» WHAT TO DO:
Copy out all the lines exactly. Omit pictures.

=== RECORDS ===

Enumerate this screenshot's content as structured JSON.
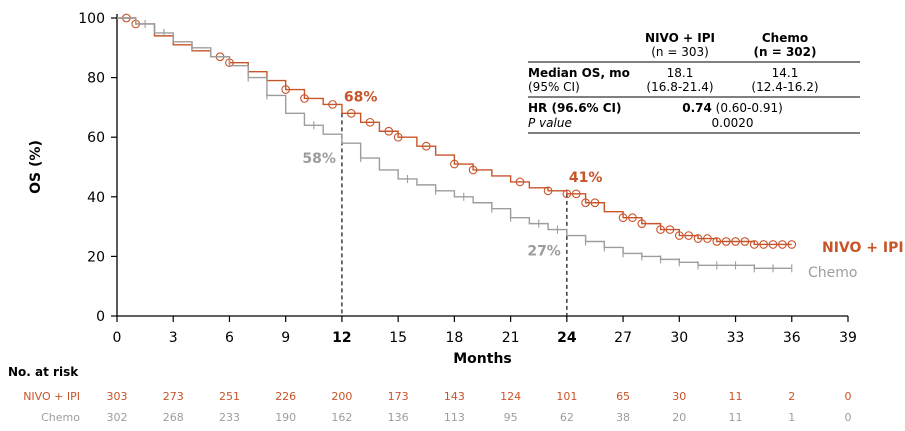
{
  "colors": {
    "nivo": "#c8542a",
    "chemo": "#9d9d9d",
    "axis": "#000000",
    "text": "#000000"
  },
  "chart_data": {
    "type": "line",
    "title": "",
    "xlabel": "Months",
    "ylabel": "OS (%)",
    "xlim": [
      0,
      39
    ],
    "ylim": [
      0,
      100
    ],
    "xticks": [
      0,
      3,
      6,
      9,
      12,
      15,
      18,
      21,
      24,
      27,
      30,
      33,
      36,
      39
    ],
    "yticks": [
      0,
      20,
      40,
      60,
      80,
      100
    ],
    "grid": false,
    "series": [
      {
        "name": "NIVO + IPI",
        "color": "#c8542a",
        "x": [
          0,
          1,
          2,
          3,
          4,
          5,
          6,
          7,
          8,
          9,
          10,
          11,
          12,
          13,
          14,
          15,
          16,
          17,
          18,
          19,
          20,
          21,
          22,
          23,
          24,
          25,
          26,
          27,
          28,
          29,
          30,
          31,
          32,
          33,
          34,
          35,
          36
        ],
        "y": [
          100,
          98,
          94,
          91,
          89,
          87,
          85,
          82,
          79,
          76,
          73,
          71,
          68,
          65,
          62,
          60,
          57,
          54,
          51,
          49,
          47,
          45,
          43,
          42,
          41,
          38,
          35,
          33,
          31,
          29,
          27,
          26,
          25,
          25,
          24,
          24,
          24
        ],
        "censor_x": [
          0.5,
          1,
          5.5,
          6,
          9,
          10,
          11.5,
          12.5,
          13.5,
          14.5,
          15,
          16.5,
          18,
          19,
          21.5,
          23,
          24,
          24.5,
          25,
          25.5,
          27,
          27.5,
          28,
          29,
          29.5,
          30,
          30.5,
          31,
          31.5,
          32,
          32.5,
          33,
          33.5,
          34,
          34.5,
          35,
          35.5,
          36
        ]
      },
      {
        "name": "Chemo",
        "color": "#9d9d9d",
        "x": [
          0,
          1,
          2,
          3,
          4,
          5,
          6,
          7,
          8,
          9,
          10,
          11,
          12,
          13,
          14,
          15,
          16,
          17,
          18,
          19,
          20,
          21,
          22,
          23,
          24,
          25,
          26,
          27,
          28,
          29,
          30,
          31,
          32,
          33,
          34,
          35,
          36
        ],
        "y": [
          100,
          98,
          95,
          92,
          90,
          87,
          84,
          80,
          74,
          68,
          64,
          61,
          58,
          53,
          49,
          46,
          44,
          42,
          40,
          38,
          36,
          33,
          31,
          29,
          27,
          25,
          23,
          21,
          20,
          19,
          18,
          17,
          17,
          17,
          16,
          16,
          16
        ],
        "censor_x": [
          1.5,
          2.5,
          4,
          7,
          8,
          10.5,
          13,
          15.5,
          17,
          18.5,
          20,
          21,
          22.5,
          23.5,
          25,
          26,
          27,
          28,
          29,
          30,
          31,
          32,
          33,
          34,
          35,
          36
        ]
      }
    ],
    "landmarks": [
      {
        "x": 12,
        "label": "12",
        "nivo_pct": "68%",
        "chemo_pct": "58%",
        "nivo_y": 68,
        "chemo_y": 58
      },
      {
        "x": 24,
        "label": "24",
        "nivo_pct": "41%",
        "chemo_pct": "27%",
        "nivo_y": 41,
        "chemo_y": 27
      }
    ],
    "end_labels": {
      "nivo": "NIVO + IPI",
      "chemo": "Chemo"
    },
    "legend_table": {
      "col1_header": [
        "NIVO + IPI",
        "(n = 303)"
      ],
      "col2_header": [
        "Chemo",
        "(n = 302)"
      ],
      "rows": [
        {
          "label": "Median OS, mo",
          "sub": "(95% CI)",
          "v1": "18.1",
          "v1_sub": "(16.8-21.4)",
          "v2": "14.1",
          "v2_sub": "(12.4-16.2)"
        },
        {
          "label": "HR (96.6% CI)",
          "merged": "0.74 (0.60-0.91)"
        },
        {
          "label": "P value",
          "merged": "0.0020"
        }
      ]
    },
    "at_risk": {
      "title": "No. at risk",
      "rows": [
        {
          "label": "NIVO + IPI",
          "values": [
            "303",
            "273",
            "251",
            "226",
            "200",
            "173",
            "143",
            "124",
            "101",
            "65",
            "30",
            "11",
            "2",
            "0"
          ]
        },
        {
          "label": "Chemo",
          "values": [
            "302",
            "268",
            "233",
            "190",
            "162",
            "136",
            "113",
            "95",
            "62",
            "38",
            "20",
            "11",
            "1",
            "0"
          ]
        }
      ]
    }
  }
}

===

» EXPECTED OUTPUT:
Enumerate this screenshot's content as structured JSON.
{
  "colors": {
    "nivo": "#c8542a",
    "chemo": "#9d9d9d",
    "axis": "#000000",
    "text": "#000000"
  },
  "chart_data": {
    "type": "line",
    "title": "",
    "xlabel": "Months",
    "ylabel": "OS (%)",
    "xlim": [
      0,
      39
    ],
    "ylim": [
      0,
      100
    ],
    "xticks": [
      0,
      3,
      6,
      9,
      12,
      15,
      18,
      21,
      24,
      27,
      30,
      33,
      36,
      39
    ],
    "yticks": [
      0,
      20,
      40,
      60,
      80,
      100
    ],
    "grid": false,
    "series": [
      {
        "name": "NIVO + IPI",
        "color": "#c8542a",
        "x": [
          0,
          1,
          2,
          3,
          4,
          5,
          6,
          7,
          8,
          9,
          10,
          11,
          12,
          13,
          14,
          15,
          16,
          17,
          18,
          19,
          20,
          21,
          22,
          23,
          24,
          25,
          26,
          27,
          28,
          29,
          30,
          31,
          32,
          33,
          34,
          35,
          36
        ],
        "y": [
          100,
          98,
          94,
          91,
          89,
          87,
          85,
          82,
          79,
          76,
          73,
          71,
          68,
          65,
          62,
          60,
          57,
          54,
          51,
          49,
          47,
          45,
          43,
          42,
          41,
          38,
          35,
          33,
          31,
          29,
          27,
          26,
          25,
          25,
          24,
          24,
          24
        ],
        "censor_x": [
          0.5,
          1,
          5.5,
          6,
          9,
          10,
          11.5,
          12.5,
          13.5,
          14.5,
          15,
          16.5,
          18,
          19,
          21.5,
          23,
          24,
          24.5,
          25,
          25.5,
          27,
          27.5,
          28,
          29,
          29.5,
          30,
          30.5,
          31,
          31.5,
          32,
          32.5,
          33,
          33.5,
          34,
          34.5,
          35,
          35.5,
          36
        ]
      },
      {
        "name": "Chemo",
        "color": "#9d9d9d",
        "x": [
          0,
          1,
          2,
          3,
          4,
          5,
          6,
          7,
          8,
          9,
          10,
          11,
          12,
          13,
          14,
          15,
          16,
          17,
          18,
          19,
          20,
          21,
          22,
          23,
          24,
          25,
          26,
          27,
          28,
          29,
          30,
          31,
          32,
          33,
          34,
          35,
          36
        ],
        "y": [
          100,
          98,
          95,
          92,
          90,
          87,
          84,
          80,
          74,
          68,
          64,
          61,
          58,
          53,
          49,
          46,
          44,
          42,
          40,
          38,
          36,
          33,
          31,
          29,
          27,
          25,
          23,
          21,
          20,
          19,
          18,
          17,
          17,
          17,
          16,
          16,
          16
        ],
        "censor_x": [
          1.5,
          2.5,
          4,
          7,
          8,
          10.5,
          13,
          15.5,
          17,
          18.5,
          20,
          21,
          22.5,
          23.5,
          25,
          26,
          27,
          28,
          29,
          30,
          31,
          32,
          33,
          34,
          35,
          36
        ]
      }
    ],
    "landmarks": [
      {
        "x": 12,
        "label": "12",
        "nivo_pct": "68%",
        "chemo_pct": "58%",
        "nivo_y": 68,
        "chemo_y": 58
      },
      {
        "x": 24,
        "label": "24",
        "nivo_pct": "41%",
        "chemo_pct": "27%",
        "nivo_y": 41,
        "chemo_y": 27
      }
    ],
    "end_labels": {
      "nivo": "NIVO + IPI",
      "chemo": "Chemo"
    },
    "legend_table": {
      "col1_header": [
        "NIVO + IPI",
        "(n = 303)"
      ],
      "col2_header": [
        "Chemo",
        "(n = 302)"
      ],
      "rows": [
        {
          "label": "Median OS, mo",
          "sub": "(95% CI)",
          "v1": "18.1",
          "v1_sub": "(16.8-21.4)",
          "v2": "14.1",
          "v2_sub": "(12.4-16.2)"
        },
        {
          "label": "HR (96.6% CI)",
          "merged": "0.74 (0.60-0.91)"
        },
        {
          "label": "P value",
          "merged": "0.0020"
        }
      ]
    },
    "at_risk": {
      "title": "No. at risk",
      "rows": [
        {
          "label": "NIVO + IPI",
          "values": [
            "303",
            "273",
            "251",
            "226",
            "200",
            "173",
            "143",
            "124",
            "101",
            "65",
            "30",
            "11",
            "2",
            "0"
          ]
        },
        {
          "label": "Chemo",
          "values": [
            "302",
            "268",
            "233",
            "190",
            "162",
            "136",
            "113",
            "95",
            "62",
            "38",
            "20",
            "11",
            "1",
            "0"
          ]
        }
      ]
    }
  }
}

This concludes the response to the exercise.